>> begin SOURCE MATERIAL

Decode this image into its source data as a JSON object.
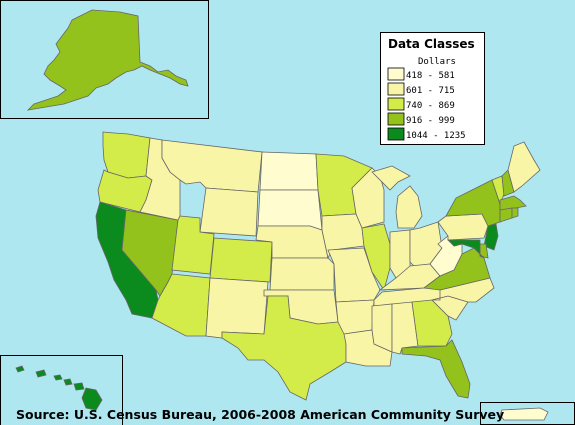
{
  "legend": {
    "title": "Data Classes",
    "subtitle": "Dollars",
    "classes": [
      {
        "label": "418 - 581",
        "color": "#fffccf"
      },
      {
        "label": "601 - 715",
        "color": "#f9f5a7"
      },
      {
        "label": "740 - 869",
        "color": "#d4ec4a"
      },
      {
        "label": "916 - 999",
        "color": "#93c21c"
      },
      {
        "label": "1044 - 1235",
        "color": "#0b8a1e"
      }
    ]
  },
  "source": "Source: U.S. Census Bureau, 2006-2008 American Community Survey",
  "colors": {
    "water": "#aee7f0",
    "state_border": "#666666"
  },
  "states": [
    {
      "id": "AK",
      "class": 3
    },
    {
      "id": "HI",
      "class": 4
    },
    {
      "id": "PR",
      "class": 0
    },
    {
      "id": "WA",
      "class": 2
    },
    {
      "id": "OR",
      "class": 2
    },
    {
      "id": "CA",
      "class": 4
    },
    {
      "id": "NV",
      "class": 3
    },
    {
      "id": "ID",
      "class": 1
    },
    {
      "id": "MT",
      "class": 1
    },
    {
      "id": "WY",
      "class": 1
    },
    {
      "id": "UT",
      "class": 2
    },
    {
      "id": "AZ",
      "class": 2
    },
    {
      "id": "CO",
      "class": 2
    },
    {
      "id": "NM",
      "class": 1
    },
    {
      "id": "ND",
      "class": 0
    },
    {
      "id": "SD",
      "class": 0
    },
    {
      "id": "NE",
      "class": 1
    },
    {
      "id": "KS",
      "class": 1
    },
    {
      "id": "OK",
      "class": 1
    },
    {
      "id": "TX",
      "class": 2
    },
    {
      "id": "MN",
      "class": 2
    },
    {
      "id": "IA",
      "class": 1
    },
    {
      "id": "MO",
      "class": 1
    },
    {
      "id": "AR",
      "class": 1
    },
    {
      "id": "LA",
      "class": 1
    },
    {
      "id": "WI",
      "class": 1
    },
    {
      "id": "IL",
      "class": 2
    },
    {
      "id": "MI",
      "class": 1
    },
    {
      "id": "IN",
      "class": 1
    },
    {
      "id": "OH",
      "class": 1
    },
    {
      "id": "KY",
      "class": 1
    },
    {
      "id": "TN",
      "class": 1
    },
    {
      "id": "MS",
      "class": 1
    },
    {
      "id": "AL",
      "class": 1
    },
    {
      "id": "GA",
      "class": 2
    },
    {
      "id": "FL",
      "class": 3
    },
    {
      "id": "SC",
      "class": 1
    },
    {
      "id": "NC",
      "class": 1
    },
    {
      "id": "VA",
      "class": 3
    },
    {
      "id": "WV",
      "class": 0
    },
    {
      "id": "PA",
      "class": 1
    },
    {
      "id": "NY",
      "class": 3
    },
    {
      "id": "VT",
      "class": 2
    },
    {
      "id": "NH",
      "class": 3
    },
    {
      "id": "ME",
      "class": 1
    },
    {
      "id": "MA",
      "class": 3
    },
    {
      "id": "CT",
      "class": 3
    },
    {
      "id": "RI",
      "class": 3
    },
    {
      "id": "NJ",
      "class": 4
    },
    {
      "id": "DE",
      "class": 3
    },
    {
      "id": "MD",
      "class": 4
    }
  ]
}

>> end SOURCE MATERIAL
>> begin SOURCE MATERIAL

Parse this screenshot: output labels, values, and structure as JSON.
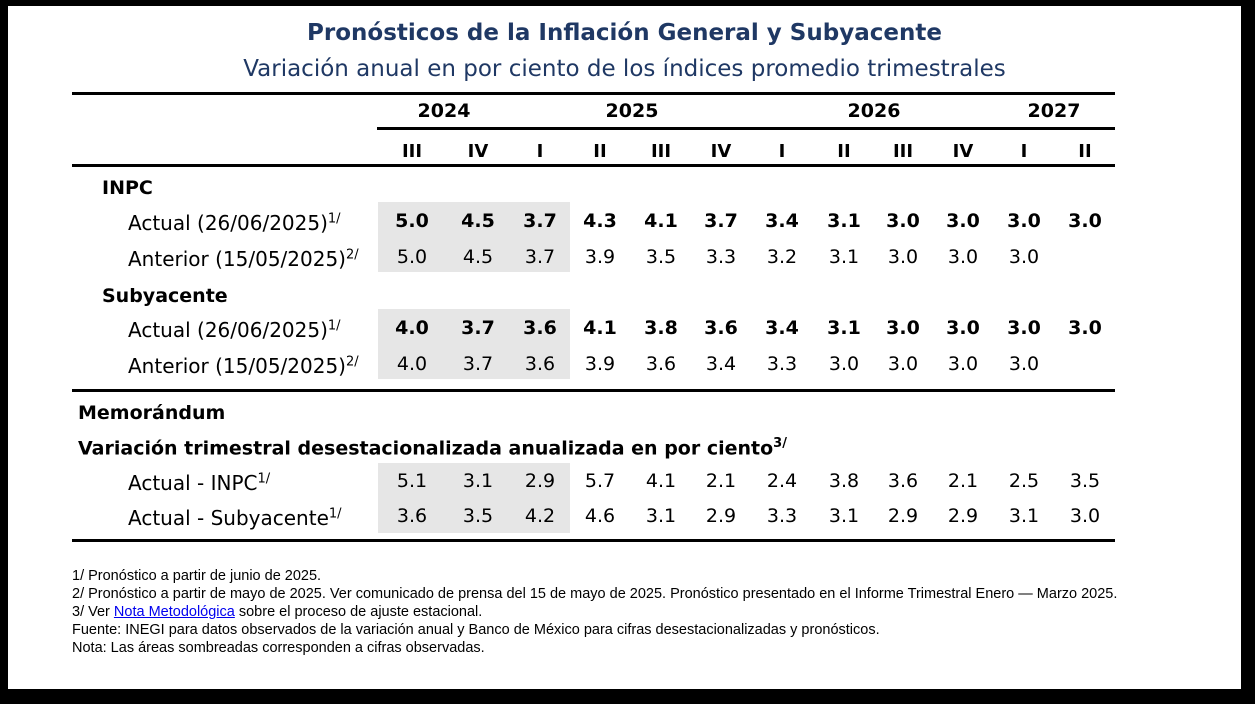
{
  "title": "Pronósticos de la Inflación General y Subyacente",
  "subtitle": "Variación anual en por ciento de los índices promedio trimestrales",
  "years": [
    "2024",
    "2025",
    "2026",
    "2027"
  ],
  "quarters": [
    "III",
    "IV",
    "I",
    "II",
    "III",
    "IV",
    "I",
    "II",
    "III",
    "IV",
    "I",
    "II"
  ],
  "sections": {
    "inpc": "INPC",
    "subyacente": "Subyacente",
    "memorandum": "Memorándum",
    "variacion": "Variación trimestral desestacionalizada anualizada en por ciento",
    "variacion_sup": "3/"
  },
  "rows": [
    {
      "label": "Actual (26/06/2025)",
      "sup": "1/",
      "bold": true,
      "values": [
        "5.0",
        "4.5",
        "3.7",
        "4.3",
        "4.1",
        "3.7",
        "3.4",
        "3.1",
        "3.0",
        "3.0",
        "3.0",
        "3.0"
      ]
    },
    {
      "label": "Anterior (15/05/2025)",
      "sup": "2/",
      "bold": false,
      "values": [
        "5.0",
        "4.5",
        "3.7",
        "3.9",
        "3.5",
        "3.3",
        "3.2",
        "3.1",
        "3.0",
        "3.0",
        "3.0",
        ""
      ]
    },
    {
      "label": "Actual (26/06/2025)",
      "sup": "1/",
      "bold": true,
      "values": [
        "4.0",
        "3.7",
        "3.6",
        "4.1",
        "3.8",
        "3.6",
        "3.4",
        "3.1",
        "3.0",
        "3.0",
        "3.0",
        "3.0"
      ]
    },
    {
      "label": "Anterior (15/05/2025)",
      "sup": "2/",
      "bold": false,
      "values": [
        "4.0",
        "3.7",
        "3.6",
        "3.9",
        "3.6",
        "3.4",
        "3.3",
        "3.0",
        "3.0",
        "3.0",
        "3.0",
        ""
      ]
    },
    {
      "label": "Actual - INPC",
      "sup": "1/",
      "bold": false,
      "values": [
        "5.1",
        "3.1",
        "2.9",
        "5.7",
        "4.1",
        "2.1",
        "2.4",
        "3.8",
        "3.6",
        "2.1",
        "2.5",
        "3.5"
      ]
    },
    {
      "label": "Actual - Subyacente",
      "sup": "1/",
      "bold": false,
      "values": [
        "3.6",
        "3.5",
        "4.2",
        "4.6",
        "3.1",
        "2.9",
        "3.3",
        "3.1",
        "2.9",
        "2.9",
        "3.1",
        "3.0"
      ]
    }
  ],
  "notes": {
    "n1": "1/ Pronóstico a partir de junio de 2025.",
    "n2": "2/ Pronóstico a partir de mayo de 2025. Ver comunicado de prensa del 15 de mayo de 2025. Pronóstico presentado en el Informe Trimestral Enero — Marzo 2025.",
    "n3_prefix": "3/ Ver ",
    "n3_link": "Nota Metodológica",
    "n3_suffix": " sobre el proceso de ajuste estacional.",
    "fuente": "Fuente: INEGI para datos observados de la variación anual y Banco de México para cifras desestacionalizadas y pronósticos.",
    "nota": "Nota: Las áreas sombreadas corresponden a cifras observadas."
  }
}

>> end SOURCE MATERIAL

[DIRECTIONS FOR THIS TASK]:
Which lines above hold the word "JSON"? Copy each of them.

[CORRECT RESULT]:
Decode this image into its source data as a JSON object.
Parse this screenshot: output labels, values, and structure as JSON.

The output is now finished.